*REQUIREMENTS*:
Please extract the records from the line with "Enumerate the UI" up to and including the line with "series-line-3: [79, 147, 601, 483]", copying each line unchanged. Leave the pictures out of your answer.

*TASK INPUT*:
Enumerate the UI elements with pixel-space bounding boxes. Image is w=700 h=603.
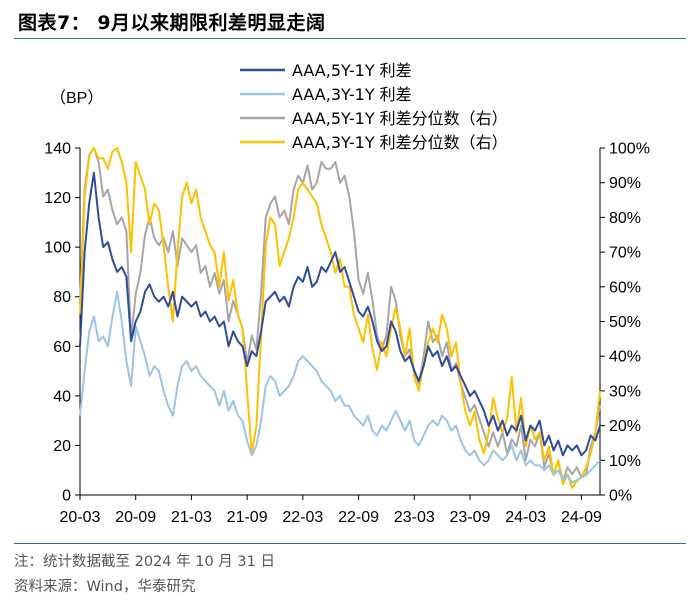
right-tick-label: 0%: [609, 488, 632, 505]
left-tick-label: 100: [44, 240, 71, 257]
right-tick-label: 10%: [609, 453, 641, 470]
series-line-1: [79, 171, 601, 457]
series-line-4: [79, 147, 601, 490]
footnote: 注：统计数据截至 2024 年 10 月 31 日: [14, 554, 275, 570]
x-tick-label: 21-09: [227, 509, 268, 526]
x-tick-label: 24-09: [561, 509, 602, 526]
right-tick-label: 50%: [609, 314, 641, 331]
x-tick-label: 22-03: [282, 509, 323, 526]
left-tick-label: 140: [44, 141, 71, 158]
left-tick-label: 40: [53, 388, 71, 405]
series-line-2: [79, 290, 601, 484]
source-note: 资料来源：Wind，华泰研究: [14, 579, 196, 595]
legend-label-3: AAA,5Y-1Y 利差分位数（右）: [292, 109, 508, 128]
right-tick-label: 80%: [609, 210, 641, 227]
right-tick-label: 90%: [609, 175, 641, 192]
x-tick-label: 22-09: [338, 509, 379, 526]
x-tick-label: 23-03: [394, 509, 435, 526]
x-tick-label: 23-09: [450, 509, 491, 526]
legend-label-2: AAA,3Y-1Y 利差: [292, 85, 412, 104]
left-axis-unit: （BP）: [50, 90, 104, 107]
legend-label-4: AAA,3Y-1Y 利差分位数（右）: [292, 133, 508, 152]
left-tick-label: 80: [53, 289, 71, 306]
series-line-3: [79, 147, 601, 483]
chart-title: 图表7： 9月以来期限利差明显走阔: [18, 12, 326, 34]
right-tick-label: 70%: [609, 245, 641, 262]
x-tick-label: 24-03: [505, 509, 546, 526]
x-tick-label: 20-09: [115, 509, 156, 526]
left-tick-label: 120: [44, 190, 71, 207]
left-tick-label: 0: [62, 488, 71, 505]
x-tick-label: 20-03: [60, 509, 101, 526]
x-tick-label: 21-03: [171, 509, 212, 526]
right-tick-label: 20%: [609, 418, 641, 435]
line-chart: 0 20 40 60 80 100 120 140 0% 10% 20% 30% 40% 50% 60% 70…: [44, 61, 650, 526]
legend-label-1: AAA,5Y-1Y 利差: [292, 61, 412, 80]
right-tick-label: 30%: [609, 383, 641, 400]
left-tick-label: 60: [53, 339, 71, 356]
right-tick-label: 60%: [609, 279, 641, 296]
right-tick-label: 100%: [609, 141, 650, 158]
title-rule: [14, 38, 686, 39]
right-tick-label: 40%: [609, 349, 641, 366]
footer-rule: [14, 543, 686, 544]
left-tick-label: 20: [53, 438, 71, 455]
...
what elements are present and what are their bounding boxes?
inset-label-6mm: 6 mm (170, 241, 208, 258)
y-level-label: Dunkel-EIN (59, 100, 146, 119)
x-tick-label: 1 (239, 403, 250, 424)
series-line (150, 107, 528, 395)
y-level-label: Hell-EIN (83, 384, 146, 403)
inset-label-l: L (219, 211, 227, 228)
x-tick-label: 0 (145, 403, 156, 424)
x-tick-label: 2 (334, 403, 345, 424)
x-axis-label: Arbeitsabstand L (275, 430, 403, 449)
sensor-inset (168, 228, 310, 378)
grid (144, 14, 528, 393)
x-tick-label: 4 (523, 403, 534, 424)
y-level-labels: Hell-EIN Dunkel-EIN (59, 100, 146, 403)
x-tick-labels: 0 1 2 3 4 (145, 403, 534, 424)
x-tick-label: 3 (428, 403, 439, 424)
...
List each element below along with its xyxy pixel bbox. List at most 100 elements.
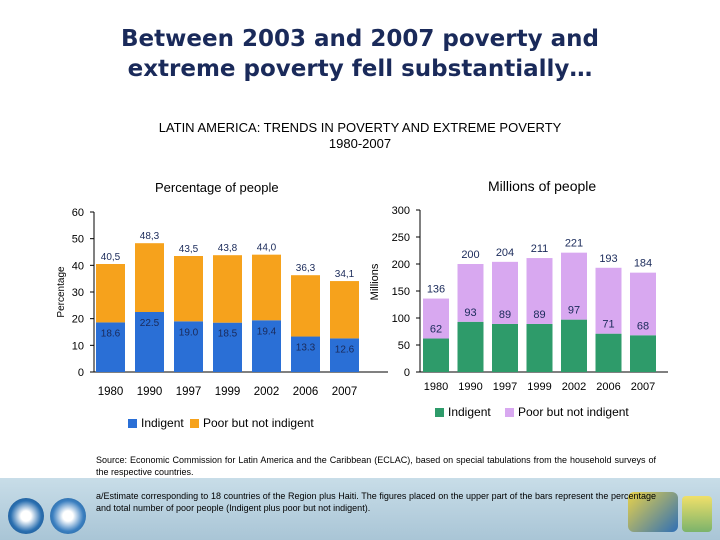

*COMPLETE RESPONSE*:
Enumerate the UI elements with pixel-space bounding boxes. Image is w=700 h=603.
right-tick-label: 0%: [609, 488, 632, 505]
left-tick-label: 100: [44, 240, 71, 257]
right-tick-label: 10%: [609, 453, 641, 470]
series-line-1: [79, 171, 601, 457]
series-line-4: [79, 147, 601, 490]
footnote: 注：统计数据截至 2024 年 10 月 31 日: [14, 554, 275, 570]
x-tick-label: 21-09: [227, 509, 268, 526]
x-tick-label: 24-09: [561, 509, 602, 526]
right-tick-label: 50%: [609, 314, 641, 331]
x-tick-label: 22-03: [282, 509, 323, 526]
left-tick-label: 140: [44, 141, 71, 158]
left-tick-label: 40: [53, 388, 71, 405]
series-line-2: [79, 290, 601, 484]
source-note: 资料来源：Wind，华泰研究: [14, 579, 196, 595]
legend-label-3: AAA,5Y-1Y 利差分位数（右）: [292, 109, 508, 128]
right-tick-label: 80%: [609, 210, 641, 227]
right-tick-label: 90%: [609, 175, 641, 192]
x-tick-label: 22-09: [338, 509, 379, 526]
x-tick-label: 23-03: [394, 509, 435, 526]
x-tick-label: 23-09: [450, 509, 491, 526]
legend-label-2: AAA,3Y-1Y 利差: [292, 85, 412, 104]
left-axis-unit: （BP）: [50, 90, 104, 107]
legend-label-4: AAA,3Y-1Y 利差分位数（右）: [292, 133, 508, 152]
left-tick-label: 80: [53, 289, 71, 306]
series-line-3: [79, 147, 601, 483]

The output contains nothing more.